EXERCISE DETAILS: Transcribe the records below exactly, leaving out any pictures.

** Start GIVEN INFORMATION **

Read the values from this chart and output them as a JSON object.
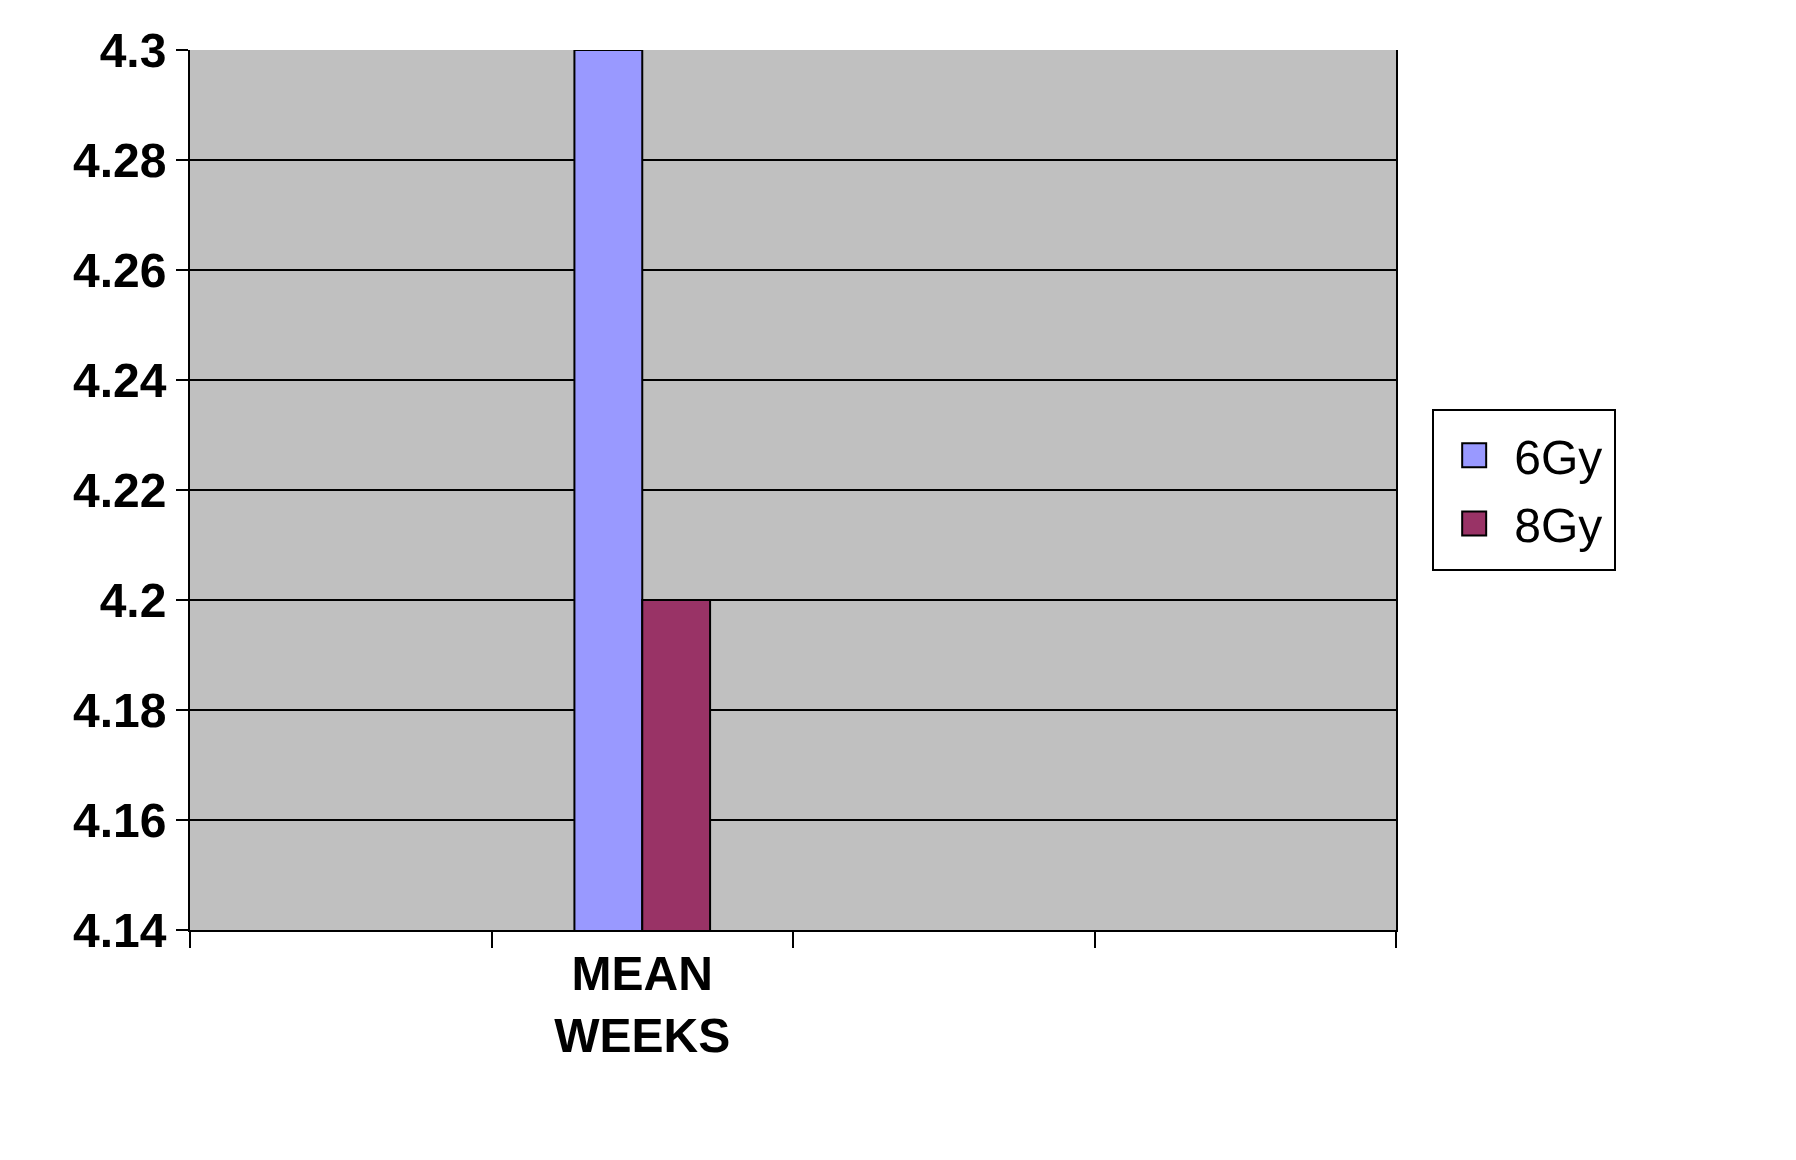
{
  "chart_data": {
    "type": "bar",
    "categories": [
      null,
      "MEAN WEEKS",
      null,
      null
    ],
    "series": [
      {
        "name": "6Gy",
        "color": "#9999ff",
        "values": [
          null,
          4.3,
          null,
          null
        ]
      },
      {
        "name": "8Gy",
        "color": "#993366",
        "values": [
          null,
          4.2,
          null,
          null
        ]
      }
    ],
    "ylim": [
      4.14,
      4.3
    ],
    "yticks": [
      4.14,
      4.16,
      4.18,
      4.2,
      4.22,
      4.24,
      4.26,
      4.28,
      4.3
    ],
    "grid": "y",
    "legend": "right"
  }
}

** End GIVEN INFORMATION **

WORKED SOLUTION:
Read the values from this chart and output them as a JSON object.
{
  "chart_data": {
    "type": "bar",
    "categories": [
      null,
      "MEAN WEEKS",
      null,
      null
    ],
    "series": [
      {
        "name": "6Gy",
        "color": "#9999ff",
        "values": [
          null,
          4.3,
          null,
          null
        ]
      },
      {
        "name": "8Gy",
        "color": "#993366",
        "values": [
          null,
          4.2,
          null,
          null
        ]
      }
    ],
    "ylim": [
      4.14,
      4.3
    ],
    "yticks": [
      4.14,
      4.16,
      4.18,
      4.2,
      4.22,
      4.24,
      4.26,
      4.28,
      4.3
    ],
    "grid": "y",
    "legend": "right"
  }
}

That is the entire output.